— TO DO —
Wherever the word "controlled" appears in a line of the records, copy that line.

(MATERIAL SHOWN begins)

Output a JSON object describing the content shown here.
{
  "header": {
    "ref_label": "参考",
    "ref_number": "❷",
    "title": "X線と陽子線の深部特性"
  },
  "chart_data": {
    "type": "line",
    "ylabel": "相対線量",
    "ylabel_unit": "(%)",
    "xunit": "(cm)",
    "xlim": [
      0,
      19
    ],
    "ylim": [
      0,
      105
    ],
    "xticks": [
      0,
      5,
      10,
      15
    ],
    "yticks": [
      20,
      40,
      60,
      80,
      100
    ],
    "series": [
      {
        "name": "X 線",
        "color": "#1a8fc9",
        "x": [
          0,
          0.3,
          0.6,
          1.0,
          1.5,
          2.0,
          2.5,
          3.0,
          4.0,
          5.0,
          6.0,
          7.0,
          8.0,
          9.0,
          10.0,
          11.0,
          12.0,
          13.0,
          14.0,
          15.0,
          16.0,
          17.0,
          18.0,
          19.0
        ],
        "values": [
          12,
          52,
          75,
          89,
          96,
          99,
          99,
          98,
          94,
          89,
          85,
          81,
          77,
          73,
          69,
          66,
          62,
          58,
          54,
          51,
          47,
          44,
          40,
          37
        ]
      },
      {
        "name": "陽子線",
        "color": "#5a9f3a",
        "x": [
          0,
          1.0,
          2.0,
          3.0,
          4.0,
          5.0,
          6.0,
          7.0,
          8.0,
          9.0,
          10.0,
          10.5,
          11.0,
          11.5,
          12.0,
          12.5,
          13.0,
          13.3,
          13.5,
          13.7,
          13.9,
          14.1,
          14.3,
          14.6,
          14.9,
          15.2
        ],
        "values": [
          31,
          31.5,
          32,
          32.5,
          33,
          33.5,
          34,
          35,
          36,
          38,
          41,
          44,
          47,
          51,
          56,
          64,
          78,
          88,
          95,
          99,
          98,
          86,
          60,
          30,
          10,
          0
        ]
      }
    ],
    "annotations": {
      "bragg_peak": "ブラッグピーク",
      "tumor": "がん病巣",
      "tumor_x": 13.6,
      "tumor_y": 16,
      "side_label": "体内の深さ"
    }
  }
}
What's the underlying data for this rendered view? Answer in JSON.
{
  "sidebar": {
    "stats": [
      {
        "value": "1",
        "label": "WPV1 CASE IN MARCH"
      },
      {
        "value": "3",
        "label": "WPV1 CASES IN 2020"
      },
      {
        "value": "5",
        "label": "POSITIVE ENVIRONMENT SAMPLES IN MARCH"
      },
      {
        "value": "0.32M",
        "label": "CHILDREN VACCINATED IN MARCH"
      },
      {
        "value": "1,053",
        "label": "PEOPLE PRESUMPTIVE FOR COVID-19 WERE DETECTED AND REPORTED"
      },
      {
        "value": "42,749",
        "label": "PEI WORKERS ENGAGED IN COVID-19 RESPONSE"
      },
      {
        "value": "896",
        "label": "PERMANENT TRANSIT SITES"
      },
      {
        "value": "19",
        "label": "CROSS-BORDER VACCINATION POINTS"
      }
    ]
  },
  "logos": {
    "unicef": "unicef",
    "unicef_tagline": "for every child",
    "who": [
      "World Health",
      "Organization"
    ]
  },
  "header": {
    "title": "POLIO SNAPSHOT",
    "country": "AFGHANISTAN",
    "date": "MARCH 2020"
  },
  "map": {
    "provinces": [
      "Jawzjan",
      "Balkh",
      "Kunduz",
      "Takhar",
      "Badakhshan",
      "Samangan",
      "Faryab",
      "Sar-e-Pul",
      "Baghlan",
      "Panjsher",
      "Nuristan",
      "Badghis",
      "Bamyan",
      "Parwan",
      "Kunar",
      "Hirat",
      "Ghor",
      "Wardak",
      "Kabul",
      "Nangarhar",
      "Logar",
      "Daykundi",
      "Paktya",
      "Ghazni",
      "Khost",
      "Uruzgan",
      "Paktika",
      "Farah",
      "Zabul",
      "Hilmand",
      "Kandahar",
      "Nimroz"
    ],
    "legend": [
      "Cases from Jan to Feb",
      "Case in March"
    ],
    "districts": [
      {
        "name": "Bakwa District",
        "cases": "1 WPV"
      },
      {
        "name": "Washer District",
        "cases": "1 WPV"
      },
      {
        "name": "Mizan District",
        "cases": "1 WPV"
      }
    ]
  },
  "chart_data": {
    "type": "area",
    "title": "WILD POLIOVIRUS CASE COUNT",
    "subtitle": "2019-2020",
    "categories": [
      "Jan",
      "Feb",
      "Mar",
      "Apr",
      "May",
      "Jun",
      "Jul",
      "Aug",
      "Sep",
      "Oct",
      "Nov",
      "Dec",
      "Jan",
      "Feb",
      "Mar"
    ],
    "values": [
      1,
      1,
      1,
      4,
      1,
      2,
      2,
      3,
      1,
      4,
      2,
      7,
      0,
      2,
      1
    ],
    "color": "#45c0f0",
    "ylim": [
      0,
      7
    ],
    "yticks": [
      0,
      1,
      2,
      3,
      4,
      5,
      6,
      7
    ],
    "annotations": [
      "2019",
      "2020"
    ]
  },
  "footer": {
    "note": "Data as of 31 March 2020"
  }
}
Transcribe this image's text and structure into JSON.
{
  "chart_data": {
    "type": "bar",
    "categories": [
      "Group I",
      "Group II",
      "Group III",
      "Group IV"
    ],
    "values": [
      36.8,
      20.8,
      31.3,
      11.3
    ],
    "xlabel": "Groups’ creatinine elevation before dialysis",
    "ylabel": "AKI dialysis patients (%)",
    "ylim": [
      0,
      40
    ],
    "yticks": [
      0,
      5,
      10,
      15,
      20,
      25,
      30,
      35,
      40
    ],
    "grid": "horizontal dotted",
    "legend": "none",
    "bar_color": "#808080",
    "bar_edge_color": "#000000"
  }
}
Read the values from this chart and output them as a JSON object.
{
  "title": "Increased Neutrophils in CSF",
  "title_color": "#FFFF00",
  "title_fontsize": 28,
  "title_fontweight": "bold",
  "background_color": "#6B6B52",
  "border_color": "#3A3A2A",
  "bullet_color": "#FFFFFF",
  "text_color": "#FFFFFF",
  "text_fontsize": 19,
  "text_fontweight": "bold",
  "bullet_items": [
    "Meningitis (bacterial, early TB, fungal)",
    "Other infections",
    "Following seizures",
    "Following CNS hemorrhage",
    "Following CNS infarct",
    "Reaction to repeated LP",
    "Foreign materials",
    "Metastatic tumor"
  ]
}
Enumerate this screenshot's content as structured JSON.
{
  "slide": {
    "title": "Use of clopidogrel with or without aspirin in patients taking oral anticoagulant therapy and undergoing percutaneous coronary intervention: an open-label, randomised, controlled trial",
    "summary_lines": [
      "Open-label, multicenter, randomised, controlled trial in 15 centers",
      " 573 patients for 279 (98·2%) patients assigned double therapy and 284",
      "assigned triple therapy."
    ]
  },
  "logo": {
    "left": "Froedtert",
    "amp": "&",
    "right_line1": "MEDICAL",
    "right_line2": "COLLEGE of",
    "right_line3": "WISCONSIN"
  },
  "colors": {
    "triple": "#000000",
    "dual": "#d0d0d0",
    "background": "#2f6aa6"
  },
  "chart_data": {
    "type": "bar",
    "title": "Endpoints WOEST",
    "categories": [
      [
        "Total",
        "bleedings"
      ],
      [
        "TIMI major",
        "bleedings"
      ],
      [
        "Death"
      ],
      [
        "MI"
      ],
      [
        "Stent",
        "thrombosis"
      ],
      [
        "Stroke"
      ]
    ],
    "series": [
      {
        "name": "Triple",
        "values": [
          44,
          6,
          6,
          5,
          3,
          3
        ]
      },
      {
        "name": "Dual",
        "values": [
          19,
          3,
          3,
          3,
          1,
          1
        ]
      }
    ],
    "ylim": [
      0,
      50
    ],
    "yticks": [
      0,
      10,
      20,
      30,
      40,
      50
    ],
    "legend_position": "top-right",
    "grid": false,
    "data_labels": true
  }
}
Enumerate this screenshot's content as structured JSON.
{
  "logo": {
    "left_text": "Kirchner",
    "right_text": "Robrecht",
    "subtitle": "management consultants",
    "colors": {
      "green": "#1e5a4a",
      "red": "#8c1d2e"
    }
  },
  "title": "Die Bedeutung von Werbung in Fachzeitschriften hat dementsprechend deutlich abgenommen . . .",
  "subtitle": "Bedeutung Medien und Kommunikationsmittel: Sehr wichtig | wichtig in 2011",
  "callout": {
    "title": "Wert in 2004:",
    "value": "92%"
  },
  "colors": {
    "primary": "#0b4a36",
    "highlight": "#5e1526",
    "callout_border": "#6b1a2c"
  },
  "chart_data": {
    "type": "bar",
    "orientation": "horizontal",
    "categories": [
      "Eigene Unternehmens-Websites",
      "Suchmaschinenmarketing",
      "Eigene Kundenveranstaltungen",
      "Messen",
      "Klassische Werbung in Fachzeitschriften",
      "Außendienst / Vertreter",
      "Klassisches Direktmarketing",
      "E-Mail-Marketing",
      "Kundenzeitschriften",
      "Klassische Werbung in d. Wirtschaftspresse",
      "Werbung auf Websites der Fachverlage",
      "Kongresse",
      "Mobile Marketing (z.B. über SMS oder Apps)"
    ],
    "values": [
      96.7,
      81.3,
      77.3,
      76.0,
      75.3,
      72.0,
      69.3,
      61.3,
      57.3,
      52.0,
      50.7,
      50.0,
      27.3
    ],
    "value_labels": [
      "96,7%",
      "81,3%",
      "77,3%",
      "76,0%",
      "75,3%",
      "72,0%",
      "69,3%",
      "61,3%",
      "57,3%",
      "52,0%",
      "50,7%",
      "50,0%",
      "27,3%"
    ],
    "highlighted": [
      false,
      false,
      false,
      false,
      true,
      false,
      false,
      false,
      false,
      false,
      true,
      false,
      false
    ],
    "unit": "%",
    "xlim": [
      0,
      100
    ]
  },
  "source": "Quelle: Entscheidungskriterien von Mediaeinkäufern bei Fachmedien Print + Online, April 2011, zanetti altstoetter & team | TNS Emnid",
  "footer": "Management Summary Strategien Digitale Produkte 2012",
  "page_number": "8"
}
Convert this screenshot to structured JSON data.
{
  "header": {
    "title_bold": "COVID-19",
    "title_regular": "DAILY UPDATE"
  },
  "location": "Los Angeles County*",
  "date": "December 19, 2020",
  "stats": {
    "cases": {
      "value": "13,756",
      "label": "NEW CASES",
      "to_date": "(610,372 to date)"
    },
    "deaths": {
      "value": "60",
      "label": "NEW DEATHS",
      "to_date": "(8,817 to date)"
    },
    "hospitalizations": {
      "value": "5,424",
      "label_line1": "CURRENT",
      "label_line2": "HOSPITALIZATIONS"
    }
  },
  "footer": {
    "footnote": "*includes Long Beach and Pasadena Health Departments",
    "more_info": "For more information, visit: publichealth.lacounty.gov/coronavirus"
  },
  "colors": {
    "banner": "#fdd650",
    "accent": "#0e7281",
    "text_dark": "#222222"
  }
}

(MATERIAL SHOWN ends)

— REPLY —
    "title": "Use of clopidogrel with or without aspirin in patients taking oral anticoagulant therapy and undergoing percutaneous coronary intervention: an open-label, randomised, controlled trial",
      "Open-label, multicenter, randomised, controlled trial in 15 centers",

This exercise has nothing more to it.